#### Aim of the exercise
Which lines include the word "очікував"? Copy each of them.

#### Supplied material
____

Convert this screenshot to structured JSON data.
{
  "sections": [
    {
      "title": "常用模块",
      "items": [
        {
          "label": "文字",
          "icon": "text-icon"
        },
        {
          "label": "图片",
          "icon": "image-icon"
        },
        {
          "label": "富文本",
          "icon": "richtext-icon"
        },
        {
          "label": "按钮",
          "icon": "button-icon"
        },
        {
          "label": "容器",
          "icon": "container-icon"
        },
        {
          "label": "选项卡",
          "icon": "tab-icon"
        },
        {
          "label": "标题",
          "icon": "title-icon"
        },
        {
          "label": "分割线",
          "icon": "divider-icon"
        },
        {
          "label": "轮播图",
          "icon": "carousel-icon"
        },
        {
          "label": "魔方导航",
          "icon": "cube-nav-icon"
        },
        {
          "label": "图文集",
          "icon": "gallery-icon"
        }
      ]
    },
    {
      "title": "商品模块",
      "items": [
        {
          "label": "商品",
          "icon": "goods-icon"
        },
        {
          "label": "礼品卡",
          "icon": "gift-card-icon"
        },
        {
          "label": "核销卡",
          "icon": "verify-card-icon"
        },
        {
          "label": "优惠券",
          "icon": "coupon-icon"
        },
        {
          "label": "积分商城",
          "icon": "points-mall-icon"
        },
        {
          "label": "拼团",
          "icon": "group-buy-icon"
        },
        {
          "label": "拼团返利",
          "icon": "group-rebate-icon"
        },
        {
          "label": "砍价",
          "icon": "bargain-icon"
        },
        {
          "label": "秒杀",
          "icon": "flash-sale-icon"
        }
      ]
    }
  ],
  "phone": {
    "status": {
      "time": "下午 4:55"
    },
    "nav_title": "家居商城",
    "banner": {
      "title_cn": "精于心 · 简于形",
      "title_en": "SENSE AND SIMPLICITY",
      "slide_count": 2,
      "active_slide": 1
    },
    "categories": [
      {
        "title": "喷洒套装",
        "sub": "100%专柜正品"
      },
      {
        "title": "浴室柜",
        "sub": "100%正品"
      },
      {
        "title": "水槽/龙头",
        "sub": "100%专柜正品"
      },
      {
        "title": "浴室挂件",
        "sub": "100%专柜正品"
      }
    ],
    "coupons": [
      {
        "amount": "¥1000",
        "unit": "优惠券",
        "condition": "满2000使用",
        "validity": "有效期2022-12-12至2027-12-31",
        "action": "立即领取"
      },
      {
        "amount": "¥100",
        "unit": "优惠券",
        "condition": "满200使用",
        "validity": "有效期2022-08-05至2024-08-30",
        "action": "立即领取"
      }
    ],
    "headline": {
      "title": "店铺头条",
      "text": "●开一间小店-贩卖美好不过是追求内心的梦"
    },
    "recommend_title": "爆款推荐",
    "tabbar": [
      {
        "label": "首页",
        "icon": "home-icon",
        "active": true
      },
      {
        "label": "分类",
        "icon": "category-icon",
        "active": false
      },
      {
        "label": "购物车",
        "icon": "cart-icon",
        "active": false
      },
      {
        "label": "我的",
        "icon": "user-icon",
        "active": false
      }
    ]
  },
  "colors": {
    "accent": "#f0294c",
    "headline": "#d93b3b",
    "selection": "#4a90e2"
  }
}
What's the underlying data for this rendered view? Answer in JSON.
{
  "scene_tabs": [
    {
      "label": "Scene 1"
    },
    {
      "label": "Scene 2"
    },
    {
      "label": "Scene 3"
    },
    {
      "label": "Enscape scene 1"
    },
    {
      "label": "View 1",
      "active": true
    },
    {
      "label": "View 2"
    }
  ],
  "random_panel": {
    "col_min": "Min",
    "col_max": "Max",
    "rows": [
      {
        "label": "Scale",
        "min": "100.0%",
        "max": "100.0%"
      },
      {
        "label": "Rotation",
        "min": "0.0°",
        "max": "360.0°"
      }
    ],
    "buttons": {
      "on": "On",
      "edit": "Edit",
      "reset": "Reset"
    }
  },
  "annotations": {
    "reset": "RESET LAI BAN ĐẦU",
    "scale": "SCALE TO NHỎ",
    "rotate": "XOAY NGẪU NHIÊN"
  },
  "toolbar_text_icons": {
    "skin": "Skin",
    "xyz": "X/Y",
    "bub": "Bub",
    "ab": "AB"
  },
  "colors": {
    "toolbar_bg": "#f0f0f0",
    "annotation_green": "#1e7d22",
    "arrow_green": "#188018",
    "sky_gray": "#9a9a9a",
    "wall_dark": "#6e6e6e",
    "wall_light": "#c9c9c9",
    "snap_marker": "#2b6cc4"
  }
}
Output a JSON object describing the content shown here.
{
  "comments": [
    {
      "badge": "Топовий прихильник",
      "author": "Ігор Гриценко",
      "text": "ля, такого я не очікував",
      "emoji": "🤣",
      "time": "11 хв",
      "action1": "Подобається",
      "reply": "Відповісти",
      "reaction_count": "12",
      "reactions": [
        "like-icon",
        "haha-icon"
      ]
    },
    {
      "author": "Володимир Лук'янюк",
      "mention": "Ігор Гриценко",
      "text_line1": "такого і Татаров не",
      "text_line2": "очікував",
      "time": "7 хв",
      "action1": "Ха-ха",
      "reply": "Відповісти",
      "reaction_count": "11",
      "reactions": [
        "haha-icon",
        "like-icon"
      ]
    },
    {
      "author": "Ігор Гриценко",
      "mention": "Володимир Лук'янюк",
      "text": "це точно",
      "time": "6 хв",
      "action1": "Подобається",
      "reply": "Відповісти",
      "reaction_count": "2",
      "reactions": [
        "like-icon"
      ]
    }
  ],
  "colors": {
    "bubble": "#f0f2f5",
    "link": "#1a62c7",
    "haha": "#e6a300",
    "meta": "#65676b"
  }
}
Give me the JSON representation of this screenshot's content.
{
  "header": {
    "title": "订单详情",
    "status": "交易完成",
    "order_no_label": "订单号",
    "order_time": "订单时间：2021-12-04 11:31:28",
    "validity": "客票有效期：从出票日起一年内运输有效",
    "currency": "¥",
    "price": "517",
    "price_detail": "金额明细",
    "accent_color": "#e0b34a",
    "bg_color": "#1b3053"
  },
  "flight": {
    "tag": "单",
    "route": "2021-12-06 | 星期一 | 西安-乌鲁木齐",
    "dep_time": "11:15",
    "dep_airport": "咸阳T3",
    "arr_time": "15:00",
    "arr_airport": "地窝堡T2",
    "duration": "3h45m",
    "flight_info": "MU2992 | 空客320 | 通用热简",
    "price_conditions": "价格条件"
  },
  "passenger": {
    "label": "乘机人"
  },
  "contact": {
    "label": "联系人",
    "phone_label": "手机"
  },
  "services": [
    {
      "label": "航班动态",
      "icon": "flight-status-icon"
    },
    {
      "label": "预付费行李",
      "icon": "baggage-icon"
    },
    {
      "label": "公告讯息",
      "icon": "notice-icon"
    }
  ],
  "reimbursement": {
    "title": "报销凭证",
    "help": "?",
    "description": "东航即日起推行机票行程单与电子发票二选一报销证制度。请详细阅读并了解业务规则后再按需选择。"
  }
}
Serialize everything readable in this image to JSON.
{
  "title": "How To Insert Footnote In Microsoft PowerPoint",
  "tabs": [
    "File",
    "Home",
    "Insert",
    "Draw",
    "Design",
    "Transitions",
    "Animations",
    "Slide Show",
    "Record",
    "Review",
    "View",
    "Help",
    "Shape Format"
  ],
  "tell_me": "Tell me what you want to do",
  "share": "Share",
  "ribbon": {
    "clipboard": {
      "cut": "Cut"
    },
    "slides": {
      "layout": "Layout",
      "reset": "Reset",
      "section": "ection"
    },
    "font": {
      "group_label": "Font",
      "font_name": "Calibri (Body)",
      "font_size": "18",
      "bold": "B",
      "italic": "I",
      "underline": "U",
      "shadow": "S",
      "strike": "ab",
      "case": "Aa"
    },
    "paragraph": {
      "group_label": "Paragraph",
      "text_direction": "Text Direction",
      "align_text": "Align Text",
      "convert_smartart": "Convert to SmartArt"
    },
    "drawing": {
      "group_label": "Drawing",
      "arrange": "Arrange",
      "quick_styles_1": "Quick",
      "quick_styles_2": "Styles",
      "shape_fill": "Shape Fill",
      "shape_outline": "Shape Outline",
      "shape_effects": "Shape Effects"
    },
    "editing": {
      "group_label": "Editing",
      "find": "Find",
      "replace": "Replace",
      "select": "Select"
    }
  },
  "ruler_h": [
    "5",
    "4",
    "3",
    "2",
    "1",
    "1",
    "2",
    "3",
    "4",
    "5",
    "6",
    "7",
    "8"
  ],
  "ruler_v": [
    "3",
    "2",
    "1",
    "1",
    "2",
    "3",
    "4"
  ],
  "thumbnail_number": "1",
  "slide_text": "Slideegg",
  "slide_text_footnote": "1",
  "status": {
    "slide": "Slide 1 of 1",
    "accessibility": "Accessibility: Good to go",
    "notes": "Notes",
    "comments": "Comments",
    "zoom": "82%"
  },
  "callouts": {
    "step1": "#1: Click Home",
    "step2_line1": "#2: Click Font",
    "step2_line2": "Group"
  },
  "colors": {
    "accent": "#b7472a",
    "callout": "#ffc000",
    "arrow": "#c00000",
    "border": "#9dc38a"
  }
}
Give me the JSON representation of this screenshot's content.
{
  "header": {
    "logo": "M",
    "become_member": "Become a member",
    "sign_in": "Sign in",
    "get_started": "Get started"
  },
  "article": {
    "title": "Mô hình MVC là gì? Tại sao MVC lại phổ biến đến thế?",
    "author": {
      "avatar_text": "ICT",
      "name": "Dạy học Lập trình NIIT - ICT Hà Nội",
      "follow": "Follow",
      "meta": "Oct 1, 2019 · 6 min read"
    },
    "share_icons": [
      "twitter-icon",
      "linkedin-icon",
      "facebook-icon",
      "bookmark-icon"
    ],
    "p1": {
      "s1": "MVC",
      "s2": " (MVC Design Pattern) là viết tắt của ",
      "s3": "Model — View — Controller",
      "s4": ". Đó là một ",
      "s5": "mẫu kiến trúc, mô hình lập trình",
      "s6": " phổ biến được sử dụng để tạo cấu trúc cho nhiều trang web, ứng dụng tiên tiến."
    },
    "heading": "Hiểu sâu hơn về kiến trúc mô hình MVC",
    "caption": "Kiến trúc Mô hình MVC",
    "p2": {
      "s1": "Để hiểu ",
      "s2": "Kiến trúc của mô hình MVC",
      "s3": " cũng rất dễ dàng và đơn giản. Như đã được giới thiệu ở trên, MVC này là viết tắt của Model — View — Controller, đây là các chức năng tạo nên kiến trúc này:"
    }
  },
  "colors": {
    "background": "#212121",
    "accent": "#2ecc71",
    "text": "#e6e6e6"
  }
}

____

#### Response to the exercise
      "text": "ля, такого я не очікував",
      "text_line2": "очікував",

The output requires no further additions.